Repeat the entries that follow verbatim, without any of their pictures.

--- BEGIN INFORMATION PROVIDED ---

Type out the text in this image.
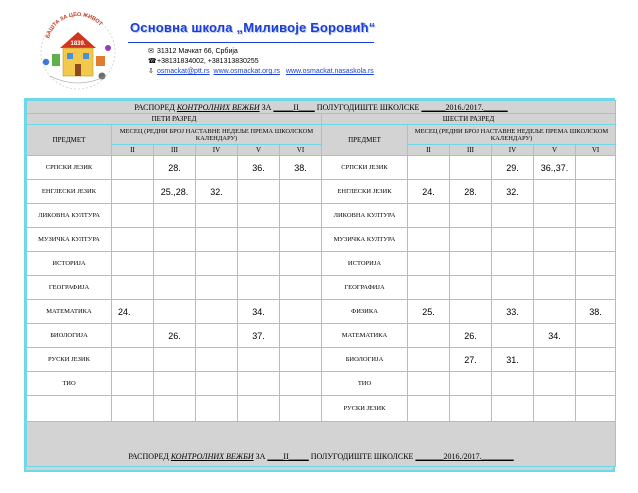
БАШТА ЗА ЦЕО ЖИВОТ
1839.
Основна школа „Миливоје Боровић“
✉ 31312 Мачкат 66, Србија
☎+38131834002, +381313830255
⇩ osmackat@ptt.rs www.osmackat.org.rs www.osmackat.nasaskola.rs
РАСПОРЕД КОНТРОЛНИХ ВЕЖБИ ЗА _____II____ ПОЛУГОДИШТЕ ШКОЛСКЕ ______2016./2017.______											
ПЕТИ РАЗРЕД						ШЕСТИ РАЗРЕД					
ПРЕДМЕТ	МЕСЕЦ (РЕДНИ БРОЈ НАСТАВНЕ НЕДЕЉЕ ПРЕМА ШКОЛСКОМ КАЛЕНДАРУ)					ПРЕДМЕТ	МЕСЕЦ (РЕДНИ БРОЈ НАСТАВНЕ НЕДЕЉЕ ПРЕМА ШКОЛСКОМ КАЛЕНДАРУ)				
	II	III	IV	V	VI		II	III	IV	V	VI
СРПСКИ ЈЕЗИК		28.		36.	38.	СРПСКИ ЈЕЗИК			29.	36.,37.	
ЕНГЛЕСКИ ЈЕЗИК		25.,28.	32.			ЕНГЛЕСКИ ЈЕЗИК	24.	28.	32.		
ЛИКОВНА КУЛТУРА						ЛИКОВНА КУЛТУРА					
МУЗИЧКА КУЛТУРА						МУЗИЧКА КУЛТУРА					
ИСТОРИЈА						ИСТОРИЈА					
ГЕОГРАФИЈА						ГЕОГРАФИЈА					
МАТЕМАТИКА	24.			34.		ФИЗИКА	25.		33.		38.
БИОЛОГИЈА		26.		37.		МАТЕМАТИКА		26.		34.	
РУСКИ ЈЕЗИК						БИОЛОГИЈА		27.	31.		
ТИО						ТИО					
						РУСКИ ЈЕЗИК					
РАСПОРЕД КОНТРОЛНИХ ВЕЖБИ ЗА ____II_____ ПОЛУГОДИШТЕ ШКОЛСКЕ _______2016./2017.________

--- END INFORMATION PROVIDED ---

ANSWER:
Type out the text in this image.
БАШТА ЗА ЦЕО ЖИВОТ
1839.
Основна школа „Миливоје Боровић“
✉ 31312 Мачкат 66, Србија
☎+38131834002, +381313830255
⇩ osmackat@ptt.rs www.osmackat.org.rs www.osmackat.nasaskola.rs
РАСПОРЕД КОНТРОЛНИХ ВЕЖБИ ЗА _____II____ ПОЛУГОДИШТЕ ШКОЛСКЕ ______2016./2017.______											
ПЕТИ РАЗРЕД						ШЕСТИ РАЗРЕД					
ПРЕДМЕТ	МЕСЕЦ (РЕДНИ БРОЈ НАСТАВНЕ НЕДЕЉЕ ПРЕМА ШКОЛСКОМ КАЛЕНДАРУ)					ПРЕДМЕТ	МЕСЕЦ (РЕДНИ БРОЈ НАСТАВНЕ НЕДЕЉЕ ПРЕМА ШКОЛСКОМ КАЛЕНДАРУ)				
	II	III	IV	V	VI		II	III	IV	V	VI
СРПСКИ ЈЕЗИК		28.		36.	38.	СРПСКИ ЈЕЗИК			29.	36.,37.	
ЕНГЛЕСКИ ЈЕЗИК		25.,28.	32.			ЕНГЛЕСКИ ЈЕЗИК	24.	28.	32.		
ЛИКОВНА КУЛТУРА						ЛИКОВНА КУЛТУРА					
МУЗИЧКА КУЛТУРА						МУЗИЧКА КУЛТУРА					
ИСТОРИЈА						ИСТОРИЈА					
ГЕОГРАФИЈА						ГЕОГРАФИЈА					
МАТЕМАТИКА	24.			34.		ФИЗИКА	25.		33.		38.
БИОЛОГИЈА		26.		37.		МАТЕМАТИКА		26.		34.	
РУСКИ ЈЕЗИК						БИОЛОГИЈА		27.	31.		
ТИО						ТИО					
						РУСКИ ЈЕЗИК					
РАСПОРЕД КОНТРОЛНИХ ВЕЖБИ ЗА ____II_____ ПОЛУГОДИШТЕ ШКОЛСКЕ _______2016./2017.________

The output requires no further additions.